### THE PROBLEM
Copy out, word for word, the items between the line containing "List every element" and the line containing "series-line-1 xyxy=(82,211,698,404)", inclusive.

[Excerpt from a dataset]

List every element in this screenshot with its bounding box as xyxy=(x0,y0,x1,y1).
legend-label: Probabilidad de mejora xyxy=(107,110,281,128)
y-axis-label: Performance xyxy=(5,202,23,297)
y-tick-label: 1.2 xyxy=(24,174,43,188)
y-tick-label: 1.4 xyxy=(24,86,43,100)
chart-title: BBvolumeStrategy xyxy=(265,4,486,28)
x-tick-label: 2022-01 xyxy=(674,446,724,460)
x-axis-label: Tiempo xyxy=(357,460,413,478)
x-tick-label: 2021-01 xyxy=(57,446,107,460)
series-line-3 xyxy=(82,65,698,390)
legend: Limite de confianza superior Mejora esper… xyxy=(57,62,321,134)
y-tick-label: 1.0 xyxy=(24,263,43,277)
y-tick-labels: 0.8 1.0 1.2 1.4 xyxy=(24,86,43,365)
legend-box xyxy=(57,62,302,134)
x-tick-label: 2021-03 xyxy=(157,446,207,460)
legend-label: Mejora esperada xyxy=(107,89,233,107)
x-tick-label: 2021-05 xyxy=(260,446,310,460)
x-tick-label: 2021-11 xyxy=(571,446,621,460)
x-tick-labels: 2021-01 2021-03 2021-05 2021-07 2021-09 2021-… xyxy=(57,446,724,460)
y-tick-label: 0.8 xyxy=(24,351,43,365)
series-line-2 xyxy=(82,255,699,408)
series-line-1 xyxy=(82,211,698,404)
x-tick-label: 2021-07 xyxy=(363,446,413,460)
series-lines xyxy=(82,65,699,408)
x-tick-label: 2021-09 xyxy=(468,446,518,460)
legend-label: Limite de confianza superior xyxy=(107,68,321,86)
--
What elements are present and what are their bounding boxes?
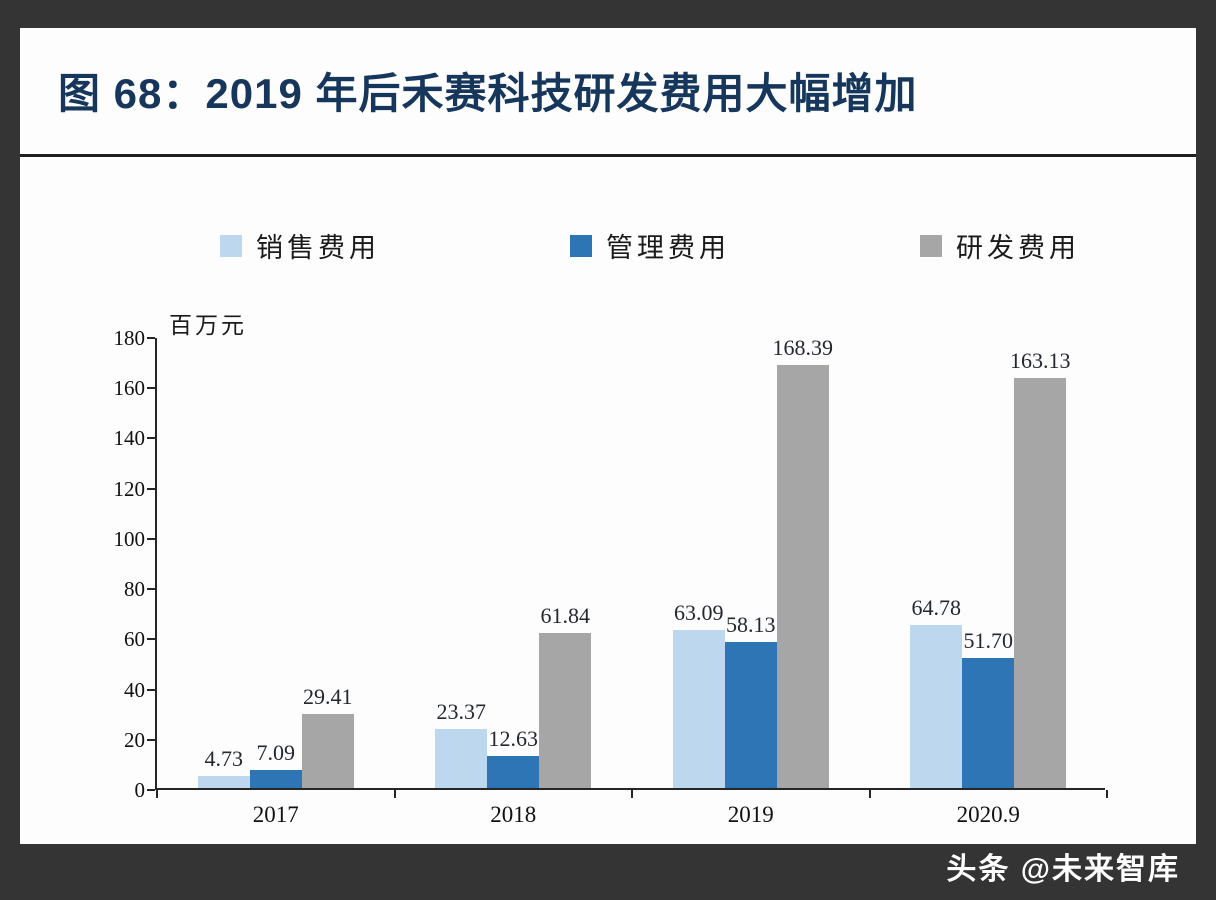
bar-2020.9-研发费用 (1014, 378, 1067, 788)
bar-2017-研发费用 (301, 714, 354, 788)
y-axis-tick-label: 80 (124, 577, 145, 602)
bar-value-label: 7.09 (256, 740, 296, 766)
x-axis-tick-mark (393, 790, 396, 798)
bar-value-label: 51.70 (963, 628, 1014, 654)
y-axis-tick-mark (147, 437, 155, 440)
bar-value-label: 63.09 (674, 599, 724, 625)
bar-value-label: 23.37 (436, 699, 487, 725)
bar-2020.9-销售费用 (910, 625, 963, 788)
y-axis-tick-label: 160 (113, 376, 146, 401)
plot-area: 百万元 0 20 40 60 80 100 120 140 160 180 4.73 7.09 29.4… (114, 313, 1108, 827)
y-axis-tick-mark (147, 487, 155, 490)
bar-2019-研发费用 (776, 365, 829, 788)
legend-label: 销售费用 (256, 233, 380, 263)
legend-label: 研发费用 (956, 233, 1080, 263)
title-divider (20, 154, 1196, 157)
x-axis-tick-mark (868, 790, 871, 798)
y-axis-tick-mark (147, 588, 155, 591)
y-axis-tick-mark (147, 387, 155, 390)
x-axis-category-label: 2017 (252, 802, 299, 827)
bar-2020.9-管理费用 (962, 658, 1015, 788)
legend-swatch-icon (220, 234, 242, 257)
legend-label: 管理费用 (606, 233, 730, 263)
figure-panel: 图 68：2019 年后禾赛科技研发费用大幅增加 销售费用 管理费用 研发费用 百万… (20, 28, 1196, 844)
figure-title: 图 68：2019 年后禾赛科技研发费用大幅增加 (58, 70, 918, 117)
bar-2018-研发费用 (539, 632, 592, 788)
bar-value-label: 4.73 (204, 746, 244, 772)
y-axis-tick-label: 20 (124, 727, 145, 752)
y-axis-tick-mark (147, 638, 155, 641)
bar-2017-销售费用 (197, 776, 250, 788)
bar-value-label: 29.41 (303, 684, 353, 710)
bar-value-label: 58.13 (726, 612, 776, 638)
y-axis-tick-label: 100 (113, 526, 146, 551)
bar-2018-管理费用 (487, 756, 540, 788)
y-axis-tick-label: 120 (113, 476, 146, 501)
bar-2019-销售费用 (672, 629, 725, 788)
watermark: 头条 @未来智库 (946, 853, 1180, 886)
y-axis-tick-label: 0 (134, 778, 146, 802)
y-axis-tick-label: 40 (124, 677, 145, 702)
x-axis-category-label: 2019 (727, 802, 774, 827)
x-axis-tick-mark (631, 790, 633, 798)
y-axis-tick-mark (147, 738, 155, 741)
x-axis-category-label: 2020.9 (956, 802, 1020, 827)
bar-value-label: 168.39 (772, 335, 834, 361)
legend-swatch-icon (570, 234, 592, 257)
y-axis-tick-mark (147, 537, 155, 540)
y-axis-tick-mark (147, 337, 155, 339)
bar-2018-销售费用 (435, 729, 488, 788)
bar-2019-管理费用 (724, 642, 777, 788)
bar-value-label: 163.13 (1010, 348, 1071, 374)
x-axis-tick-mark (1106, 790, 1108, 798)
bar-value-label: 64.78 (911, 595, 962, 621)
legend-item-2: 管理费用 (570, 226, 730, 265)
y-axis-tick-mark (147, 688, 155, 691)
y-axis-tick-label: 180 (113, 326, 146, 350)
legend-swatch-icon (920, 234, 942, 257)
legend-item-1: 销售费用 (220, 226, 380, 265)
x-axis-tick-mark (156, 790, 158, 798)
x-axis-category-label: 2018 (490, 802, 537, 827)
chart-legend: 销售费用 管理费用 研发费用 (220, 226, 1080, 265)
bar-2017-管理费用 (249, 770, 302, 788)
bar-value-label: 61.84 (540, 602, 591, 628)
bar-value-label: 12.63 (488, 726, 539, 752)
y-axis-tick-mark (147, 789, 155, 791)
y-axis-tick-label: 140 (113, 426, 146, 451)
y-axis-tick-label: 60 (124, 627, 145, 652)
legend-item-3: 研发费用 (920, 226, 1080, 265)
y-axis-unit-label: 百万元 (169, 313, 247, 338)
==
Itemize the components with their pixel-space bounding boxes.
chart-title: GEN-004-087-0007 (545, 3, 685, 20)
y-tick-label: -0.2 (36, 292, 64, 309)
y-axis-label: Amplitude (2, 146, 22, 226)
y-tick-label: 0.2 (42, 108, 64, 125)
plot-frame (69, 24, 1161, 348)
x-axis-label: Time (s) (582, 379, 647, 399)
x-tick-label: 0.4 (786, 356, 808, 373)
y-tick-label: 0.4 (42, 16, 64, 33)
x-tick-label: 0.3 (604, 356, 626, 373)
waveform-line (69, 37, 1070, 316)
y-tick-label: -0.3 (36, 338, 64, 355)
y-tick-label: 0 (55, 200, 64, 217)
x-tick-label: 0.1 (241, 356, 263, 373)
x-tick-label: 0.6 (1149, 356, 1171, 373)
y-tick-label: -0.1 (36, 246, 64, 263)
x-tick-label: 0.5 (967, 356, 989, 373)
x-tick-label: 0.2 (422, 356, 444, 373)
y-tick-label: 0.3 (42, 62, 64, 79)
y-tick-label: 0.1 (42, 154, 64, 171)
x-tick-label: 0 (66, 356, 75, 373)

### REPLY
List every element in this screenshot with its bounding box as xyxy=(x0,y0,x1,y1).
legend-label: Probabilidad de mejora xyxy=(107,110,281,128)
y-axis-label: Performance xyxy=(5,202,23,297)
y-tick-label: 1.2 xyxy=(24,174,43,188)
y-tick-label: 1.4 xyxy=(24,86,43,100)
chart-title: BBvolumeStrategy xyxy=(265,4,486,28)
x-tick-label: 2022-01 xyxy=(674,446,724,460)
x-axis-label: Tiempo xyxy=(357,460,413,478)
x-tick-label: 2021-01 xyxy=(57,446,107,460)
series-line-3 xyxy=(82,65,698,390)
legend: Limite de confianza superior Mejora esper… xyxy=(57,62,321,134)
y-tick-label: 1.0 xyxy=(24,263,43,277)
y-tick-labels: 0.8 1.0 1.2 1.4 xyxy=(24,86,43,365)
legend-box xyxy=(57,62,302,134)
x-tick-label: 2021-03 xyxy=(157,446,207,460)
legend-label: Mejora esperada xyxy=(107,89,233,107)
x-tick-label: 2021-05 xyxy=(260,446,310,460)
x-tick-label: 2021-11 xyxy=(571,446,621,460)
x-tick-labels: 2021-01 2021-03 2021-05 2021-07 2021-09 2021-… xyxy=(57,446,724,460)
y-tick-label: 0.8 xyxy=(24,351,43,365)
series-line-2 xyxy=(82,255,699,408)
series-line-1 xyxy=(82,211,698,404)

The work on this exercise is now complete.